### INSTRUCTION
Restate, word for word, every line of the data.

Start of TASK DATA

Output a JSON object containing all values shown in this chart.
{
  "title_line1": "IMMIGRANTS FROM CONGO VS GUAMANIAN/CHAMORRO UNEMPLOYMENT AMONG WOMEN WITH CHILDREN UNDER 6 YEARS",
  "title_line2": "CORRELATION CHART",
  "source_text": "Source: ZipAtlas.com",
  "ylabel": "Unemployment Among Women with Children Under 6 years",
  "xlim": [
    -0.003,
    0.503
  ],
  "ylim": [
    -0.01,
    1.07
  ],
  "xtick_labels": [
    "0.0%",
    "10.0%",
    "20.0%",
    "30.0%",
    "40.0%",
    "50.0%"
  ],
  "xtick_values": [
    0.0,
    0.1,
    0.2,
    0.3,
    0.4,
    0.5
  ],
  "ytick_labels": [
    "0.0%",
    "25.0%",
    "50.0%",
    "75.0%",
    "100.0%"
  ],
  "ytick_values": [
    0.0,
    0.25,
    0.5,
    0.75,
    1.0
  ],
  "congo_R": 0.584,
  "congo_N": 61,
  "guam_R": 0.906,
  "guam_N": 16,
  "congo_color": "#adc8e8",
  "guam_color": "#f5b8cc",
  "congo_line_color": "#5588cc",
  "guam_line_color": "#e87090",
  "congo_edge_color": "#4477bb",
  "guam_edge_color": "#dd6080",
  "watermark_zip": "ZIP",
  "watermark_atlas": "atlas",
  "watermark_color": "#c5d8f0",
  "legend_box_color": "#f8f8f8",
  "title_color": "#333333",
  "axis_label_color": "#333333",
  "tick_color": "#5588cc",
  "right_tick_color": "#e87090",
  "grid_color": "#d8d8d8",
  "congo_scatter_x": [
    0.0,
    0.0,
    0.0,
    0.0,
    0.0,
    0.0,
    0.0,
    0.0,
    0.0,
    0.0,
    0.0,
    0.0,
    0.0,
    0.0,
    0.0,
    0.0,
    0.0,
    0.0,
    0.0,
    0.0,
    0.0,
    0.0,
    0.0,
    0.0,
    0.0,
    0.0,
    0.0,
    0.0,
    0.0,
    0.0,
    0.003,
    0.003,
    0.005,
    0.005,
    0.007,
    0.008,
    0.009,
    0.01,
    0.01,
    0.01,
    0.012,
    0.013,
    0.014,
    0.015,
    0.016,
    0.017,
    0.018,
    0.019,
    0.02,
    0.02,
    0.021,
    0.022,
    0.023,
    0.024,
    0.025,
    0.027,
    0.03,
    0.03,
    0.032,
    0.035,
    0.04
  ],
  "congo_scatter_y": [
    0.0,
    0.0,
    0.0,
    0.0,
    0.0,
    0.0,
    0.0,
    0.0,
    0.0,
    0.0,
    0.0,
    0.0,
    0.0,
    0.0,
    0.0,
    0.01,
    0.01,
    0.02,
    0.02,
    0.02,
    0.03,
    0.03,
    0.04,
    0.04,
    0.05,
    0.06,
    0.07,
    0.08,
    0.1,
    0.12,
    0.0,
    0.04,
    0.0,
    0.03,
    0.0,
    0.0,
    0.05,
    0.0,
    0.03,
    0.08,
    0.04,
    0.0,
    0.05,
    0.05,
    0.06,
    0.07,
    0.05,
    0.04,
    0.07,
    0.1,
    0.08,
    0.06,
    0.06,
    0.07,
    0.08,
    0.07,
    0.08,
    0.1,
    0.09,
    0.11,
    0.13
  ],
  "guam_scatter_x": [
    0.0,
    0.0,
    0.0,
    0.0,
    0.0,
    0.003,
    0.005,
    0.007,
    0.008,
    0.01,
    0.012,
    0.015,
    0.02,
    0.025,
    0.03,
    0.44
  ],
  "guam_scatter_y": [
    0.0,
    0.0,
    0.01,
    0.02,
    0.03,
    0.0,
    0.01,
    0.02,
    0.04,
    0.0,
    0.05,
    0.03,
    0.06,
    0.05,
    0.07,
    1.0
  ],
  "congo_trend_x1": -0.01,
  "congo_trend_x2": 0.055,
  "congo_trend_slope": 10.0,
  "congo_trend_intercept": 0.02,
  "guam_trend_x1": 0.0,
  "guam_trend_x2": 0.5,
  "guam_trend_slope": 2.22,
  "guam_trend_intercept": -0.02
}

End of TASK DATA

### RESULT OF THIS TASK
Output a JSON object containing all values shown in this chart.
{
  "title_line1": "IMMIGRANTS FROM CONGO VS GUAMANIAN/CHAMORRO UNEMPLOYMENT AMONG WOMEN WITH CHILDREN UNDER 6 YEARS",
  "title_line2": "CORRELATION CHART",
  "source_text": "Source: ZipAtlas.com",
  "ylabel": "Unemployment Among Women with Children Under 6 years",
  "xlim": [
    -0.003,
    0.503
  ],
  "ylim": [
    -0.01,
    1.07
  ],
  "xtick_labels": [
    "0.0%",
    "10.0%",
    "20.0%",
    "30.0%",
    "40.0%",
    "50.0%"
  ],
  "xtick_values": [
    0.0,
    0.1,
    0.2,
    0.3,
    0.4,
    0.5
  ],
  "ytick_labels": [
    "0.0%",
    "25.0%",
    "50.0%",
    "75.0%",
    "100.0%"
  ],
  "ytick_values": [
    0.0,
    0.25,
    0.5,
    0.75,
    1.0
  ],
  "congo_R": 0.584,
  "congo_N": 61,
  "guam_R": 0.906,
  "guam_N": 16,
  "congo_color": "#adc8e8",
  "guam_color": "#f5b8cc",
  "congo_line_color": "#5588cc",
  "guam_line_color": "#e87090",
  "congo_edge_color": "#4477bb",
  "guam_edge_color": "#dd6080",
  "watermark_zip": "ZIP",
  "watermark_atlas": "atlas",
  "watermark_color": "#c5d8f0",
  "legend_box_color": "#f8f8f8",
  "title_color": "#333333",
  "axis_label_color": "#333333",
  "tick_color": "#5588cc",
  "right_tick_color": "#e87090",
  "grid_color": "#d8d8d8",
  "congo_scatter_x": [
    0.0,
    0.0,
    0.0,
    0.0,
    0.0,
    0.0,
    0.0,
    0.0,
    0.0,
    0.0,
    0.0,
    0.0,
    0.0,
    0.0,
    0.0,
    0.0,
    0.0,
    0.0,
    0.0,
    0.0,
    0.0,
    0.0,
    0.0,
    0.0,
    0.0,
    0.0,
    0.0,
    0.0,
    0.0,
    0.0,
    0.003,
    0.003,
    0.005,
    0.005,
    0.007,
    0.008,
    0.009,
    0.01,
    0.01,
    0.01,
    0.012,
    0.013,
    0.014,
    0.015,
    0.016,
    0.017,
    0.018,
    0.019,
    0.02,
    0.02,
    0.021,
    0.022,
    0.023,
    0.024,
    0.025,
    0.027,
    0.03,
    0.03,
    0.032,
    0.035,
    0.04
  ],
  "congo_scatter_y": [
    0.0,
    0.0,
    0.0,
    0.0,
    0.0,
    0.0,
    0.0,
    0.0,
    0.0,
    0.0,
    0.0,
    0.0,
    0.0,
    0.0,
    0.0,
    0.01,
    0.01,
    0.02,
    0.02,
    0.02,
    0.03,
    0.03,
    0.04,
    0.04,
    0.05,
    0.06,
    0.07,
    0.08,
    0.1,
    0.12,
    0.0,
    0.04,
    0.0,
    0.03,
    0.0,
    0.0,
    0.05,
    0.0,
    0.03,
    0.08,
    0.04,
    0.0,
    0.05,
    0.05,
    0.06,
    0.07,
    0.05,
    0.04,
    0.07,
    0.1,
    0.08,
    0.06,
    0.06,
    0.07,
    0.08,
    0.07,
    0.08,
    0.1,
    0.09,
    0.11,
    0.13
  ],
  "guam_scatter_x": [
    0.0,
    0.0,
    0.0,
    0.0,
    0.0,
    0.003,
    0.005,
    0.007,
    0.008,
    0.01,
    0.012,
    0.015,
    0.02,
    0.025,
    0.03,
    0.44
  ],
  "guam_scatter_y": [
    0.0,
    0.0,
    0.01,
    0.02,
    0.03,
    0.0,
    0.01,
    0.02,
    0.04,
    0.0,
    0.05,
    0.03,
    0.06,
    0.05,
    0.07,
    1.0
  ],
  "congo_trend_x1": -0.01,
  "congo_trend_x2": 0.055,
  "congo_trend_slope": 10.0,
  "congo_trend_intercept": 0.02,
  "guam_trend_x1": 0.0,
  "guam_trend_x2": 0.5,
  "guam_trend_slope": 2.22,
  "guam_trend_intercept": -0.02
}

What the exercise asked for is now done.